Items from a data source
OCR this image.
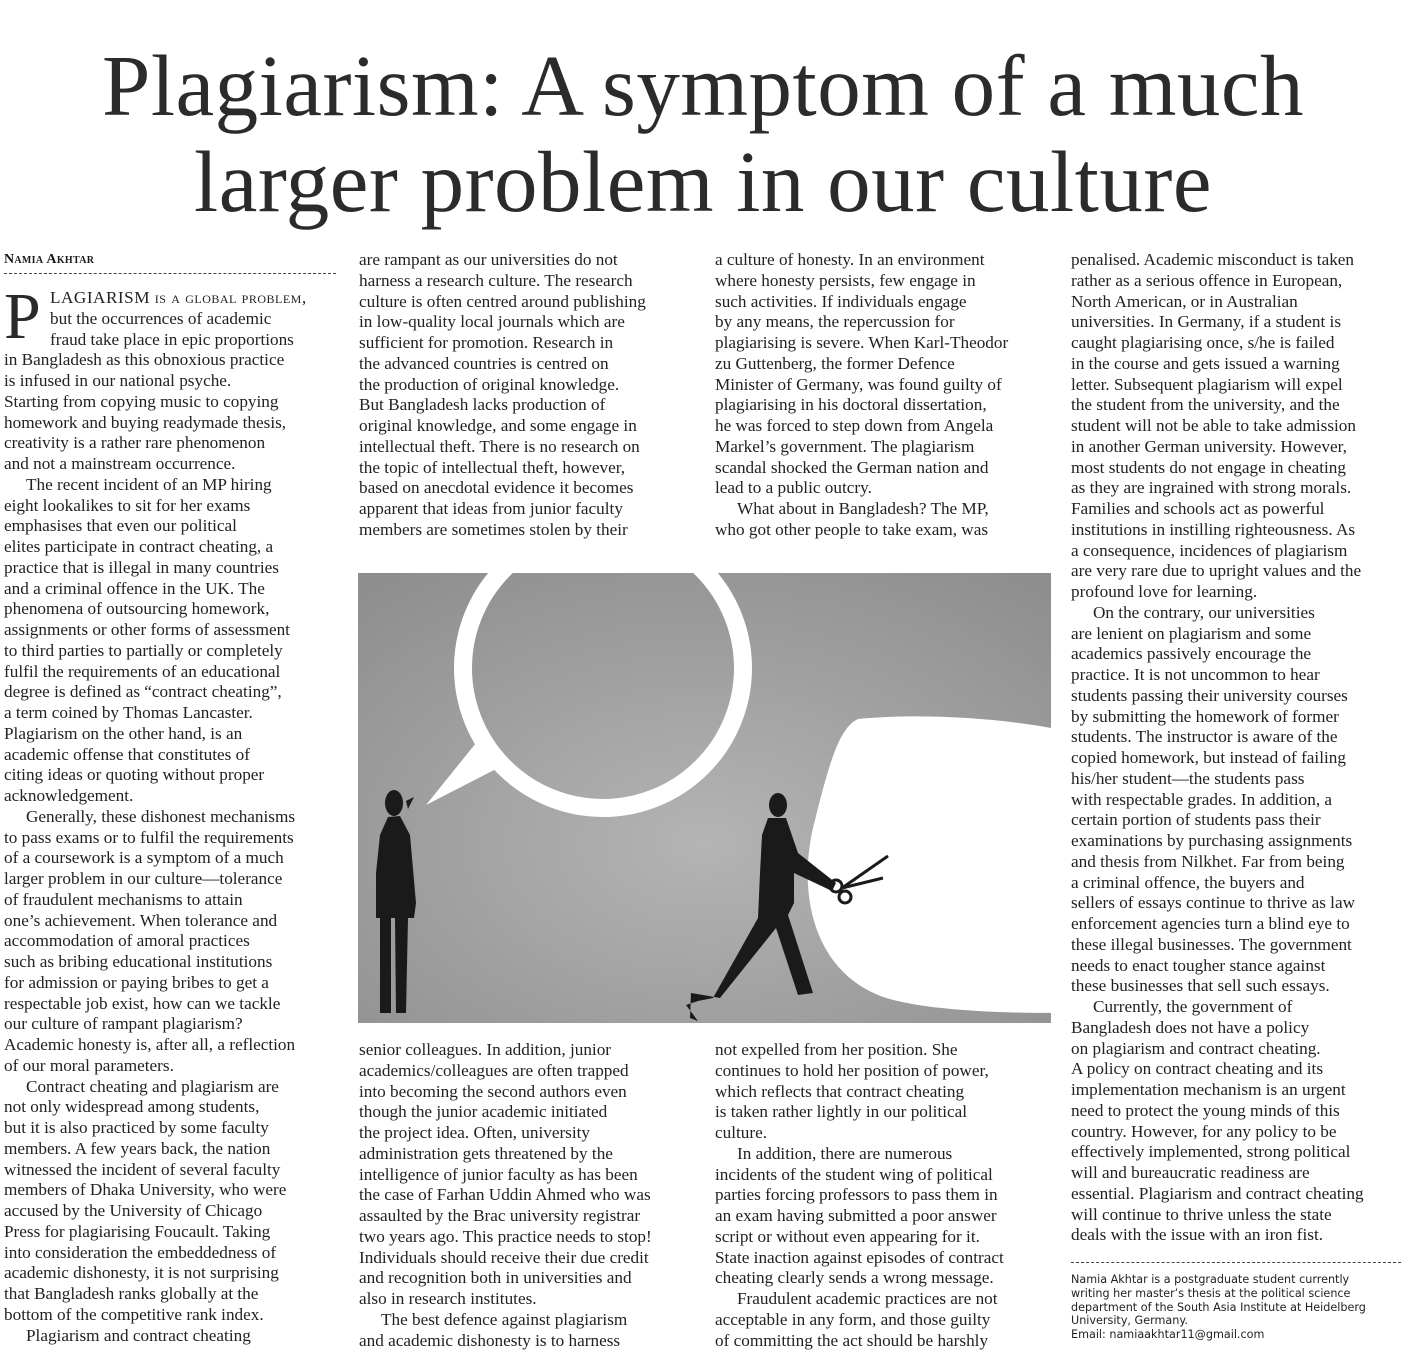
Plagiarism: A symptom of a much
larger problem in our culture
Namia Akhtar
P LAGIARISM is a global problem,

but the occurrences of academic

fraud take place in epic proportions

in Bangladesh as this obnoxious practice

is infused in our national psyche.

Starting from copying music to copying

homework and buying readymade thesis,

creativity is a rather rare phenomenon

and not a mainstream occurrence.

The recent incident of an MP hiring

eight lookalikes to sit for her exams

emphasises that even our political

elites participate in contract cheating, a

practice that is illegal in many countries

and a criminal offence in the UK. The

phenomena of outsourcing homework,

assignments or other forms of assessment

to third parties to partially or completely

fulfil the requirements of an educational

degree is defined as “contract cheating”,

a term coined by Thomas Lancaster.

Plagiarism on the other hand, is an

academic offense that constitutes of

citing ideas or quoting without proper

acknowledgement.

Generally, these dishonest mechanisms

to pass exams or to fulfil the requirements

of a coursework is a symptom of a much

larger problem in our culture—tolerance

of fraudulent mechanisms to attain

one’s achievement. When tolerance and

accommodation of amoral practices

such as bribing educational institutions

for admission or paying bribes to get a

respectable job exist, how can we tackle

our culture of rampant plagiarism?

Academic honesty is, after all, a reflection

of our moral parameters.

Contract cheating and plagiarism are

not only widespread among students,

but it is also practiced by some faculty

members. A few years back, the nation

witnessed the incident of several faculty

members of Dhaka University, who were

accused by the University of Chicago

Press for plagiarising Foucault. Taking

into consideration the embeddedness of

academic dishonesty, it is not surprising

that Bangladesh ranks globally at the

bottom of the competitive rank index.

Plagiarism and contract cheating

are rampant as our universities do not

harness a research culture. The research

culture is often centred around publishing

in low-quality local journals which are

sufficient for promotion. Research in

the advanced countries is centred on

the production of original knowledge.

But Bangladesh lacks production of

original knowledge, and some engage in

intellectual theft. There is no research on

the topic of intellectual theft, however,

based on anecdotal evidence it becomes

apparent that ideas from junior faculty

members are sometimes stolen by their

a culture of honesty. In an environment

where honesty persists, few engage in

such activities. If individuals engage

by any means, the repercussion for

plagiarising is severe. When Karl-Theodor

zu Guttenberg, the former Defence

Minister of Germany, was found guilty of

plagiarising in his doctoral dissertation,

he was forced to step down from Angela

Markel’s government. The plagiarism

scandal shocked the German nation and

lead to a public outcry.

What about in Bangladesh? The MP,

who got other people to take exam, was

senior colleagues. In addition, junior

academics/colleagues are often trapped

into becoming the second authors even

though the junior academic initiated

the project idea. Often, university

administration gets threatened by the

intelligence of junior faculty as has been

the case of Farhan Uddin Ahmed who was

assaulted by the Brac university registrar

two years ago. This practice needs to stop!

Individuals should receive their due credit

and recognition both in universities and

also in research institutes.

The best defence against plagiarism

and academic dishonesty is to harness

not expelled from her position. She

continues to hold her position of power,

which reflects that contract cheating

is taken rather lightly in our political

culture.

In addition, there are numerous

incidents of the student wing of political

parties forcing professors to pass them in

an exam having submitted a poor answer

script or without even appearing for it.

State inaction against episodes of contract

cheating clearly sends a wrong message.

Fraudulent academic practices are not

acceptable in any form, and those guilty

of committing the act should be harshly

penalised. Academic misconduct is taken

rather as a serious offence in European,

North American, or in Australian

universities. In Germany, if a student is

caught plagiarising once, s/he is failed

in the course and gets issued a warning

letter. Subsequent plagiarism will expel

the student from the university, and the

student will not be able to take admission

in another German university. However,

most students do not engage in cheating

as they are ingrained with strong morals.

Families and schools act as powerful

institutions in instilling righteousness. As

a consequence, incidences of plagiarism

are very rare due to upright values and the

profound love for learning.

On the contrary, our universities

are lenient on plagiarism and some

academics passively encourage the

practice. It is not uncommon to hear

students passing their university courses

by submitting the homework of former

students. The instructor is aware of the

copied homework, but instead of failing

his/her student—the students pass

with respectable grades. In addition, a

certain portion of students pass their

examinations by purchasing assignments

and thesis from Nilkhet. Far from being

a criminal offence, the buyers and

sellers of essays continue to thrive as law

enforcement agencies turn a blind eye to

these illegal businesses. The government

needs to enact tougher stance against

these businesses that sell such essays.

Currently, the government of

Bangladesh does not have a policy

on plagiarism and contract cheating.

A policy on contract cheating and its

implementation mechanism is an urgent

need to protect the young minds of this

country. However, for any policy to be

effectively implemented, strong political

will and bureaucratic readiness are

essential. Plagiarism and contract cheating

will continue to thrive unless the state

deals with the issue with an iron fist.

Namia Akhtar is a postgraduate student currently

writing her master’s thesis at the political science

department of the South Asia Institute at Heidelberg

University, Germany.

Email: namiaakhtar11@gmail.com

* _To do_
Review the preceding data and report every line that includes the string "thesis".

* _Result below_
homework and buying readymade thesis,
and thesis from Nilkhet. Far from being
writing her master’s thesis at the political science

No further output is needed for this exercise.